_Direction:_
Each record is to be printed again precisely as it reads.

#### Input rows ####

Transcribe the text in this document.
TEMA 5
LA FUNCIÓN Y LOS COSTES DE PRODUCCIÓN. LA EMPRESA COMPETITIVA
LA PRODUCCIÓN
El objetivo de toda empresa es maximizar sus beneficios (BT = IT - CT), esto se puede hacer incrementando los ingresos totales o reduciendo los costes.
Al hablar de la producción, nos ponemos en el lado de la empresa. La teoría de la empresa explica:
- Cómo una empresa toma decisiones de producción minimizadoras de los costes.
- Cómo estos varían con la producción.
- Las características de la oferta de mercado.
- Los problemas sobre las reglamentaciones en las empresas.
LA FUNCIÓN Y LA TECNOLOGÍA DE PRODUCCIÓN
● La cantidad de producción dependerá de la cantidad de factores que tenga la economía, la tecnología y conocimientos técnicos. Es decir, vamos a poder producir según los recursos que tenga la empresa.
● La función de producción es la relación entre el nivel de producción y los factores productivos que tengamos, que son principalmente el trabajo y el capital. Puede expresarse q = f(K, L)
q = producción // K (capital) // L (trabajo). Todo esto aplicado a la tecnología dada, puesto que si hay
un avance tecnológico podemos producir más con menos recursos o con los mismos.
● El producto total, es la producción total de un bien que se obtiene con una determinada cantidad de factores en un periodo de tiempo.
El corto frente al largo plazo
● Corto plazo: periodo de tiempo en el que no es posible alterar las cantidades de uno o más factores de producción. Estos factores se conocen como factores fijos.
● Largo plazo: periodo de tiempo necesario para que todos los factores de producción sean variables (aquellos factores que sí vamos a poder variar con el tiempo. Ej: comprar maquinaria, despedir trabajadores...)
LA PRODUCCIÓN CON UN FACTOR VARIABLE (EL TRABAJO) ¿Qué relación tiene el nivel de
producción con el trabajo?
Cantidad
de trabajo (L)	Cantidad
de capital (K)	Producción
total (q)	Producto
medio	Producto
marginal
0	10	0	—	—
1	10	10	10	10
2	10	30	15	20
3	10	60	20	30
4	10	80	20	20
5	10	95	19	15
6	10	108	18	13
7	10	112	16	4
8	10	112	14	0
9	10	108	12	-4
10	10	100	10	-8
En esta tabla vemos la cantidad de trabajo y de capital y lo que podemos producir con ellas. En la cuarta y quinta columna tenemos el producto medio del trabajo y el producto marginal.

####

_Complete response:_
Transcribe the text in this document.
TEMA 5
LA FUNCIÓN Y LOS COSTES DE PRODUCCIÓN. LA EMPRESA COMPETITIVA
LA PRODUCCIÓN
El objetivo de toda empresa es maximizar sus beneficios (BT = IT - CT), esto se puede hacer incrementando los ingresos totales o reduciendo los costes.
Al hablar de la producción, nos ponemos en el lado de la empresa. La teoría de la empresa explica:
- Cómo una empresa toma decisiones de producción minimizadoras de los costes.
- Cómo estos varían con la producción.
- Las características de la oferta de mercado.
- Los problemas sobre las reglamentaciones en las empresas.
LA FUNCIÓN Y LA TECNOLOGÍA DE PRODUCCIÓN
● La cantidad de producción dependerá de la cantidad de factores que tenga la economía, la tecnología y conocimientos técnicos. Es decir, vamos a poder producir según los recursos que tenga la empresa.
● La función de producción es la relación entre el nivel de producción y los factores productivos que tengamos, que son principalmente el trabajo y el capital. Puede expresarse q = f(K, L)
q = producción // K (capital) // L (trabajo). Todo esto aplicado a la tecnología dada, puesto que si hay
un avance tecnológico podemos producir más con menos recursos o con los mismos.
● El producto total, es la producción total de un bien que se obtiene con una determinada cantidad de factores en un periodo de tiempo.
El corto frente al largo plazo
● Corto plazo: periodo de tiempo en el que no es posible alterar las cantidades de uno o más factores de producción. Estos factores se conocen como factores fijos.
● Largo plazo: periodo de tiempo necesario para que todos los factores de producción sean variables (aquellos factores que sí vamos a poder variar con el tiempo. Ej: comprar maquinaria, despedir trabajadores...)
LA PRODUCCIÓN CON UN FACTOR VARIABLE (EL TRABAJO) ¿Qué relación tiene el nivel de
producción con el trabajo?
Cantidad
de trabajo (L)	Cantidad
de capital (K)	Producción
total (q)	Producto
medio	Producto
marginal
0	10	0	—	—
1	10	10	10	10
2	10	30	15	20
3	10	60	20	30
4	10	80	20	20
5	10	95	19	15
6	10	108	18	13
7	10	112	16	4
8	10	112	14	0
9	10	108	12	-4
10	10	100	10	-8
En esta tabla vemos la cantidad de trabajo y de capital y lo que podemos producir con ellas. En la cuarta y quinta columna tenemos el producto medio del trabajo y el producto marginal.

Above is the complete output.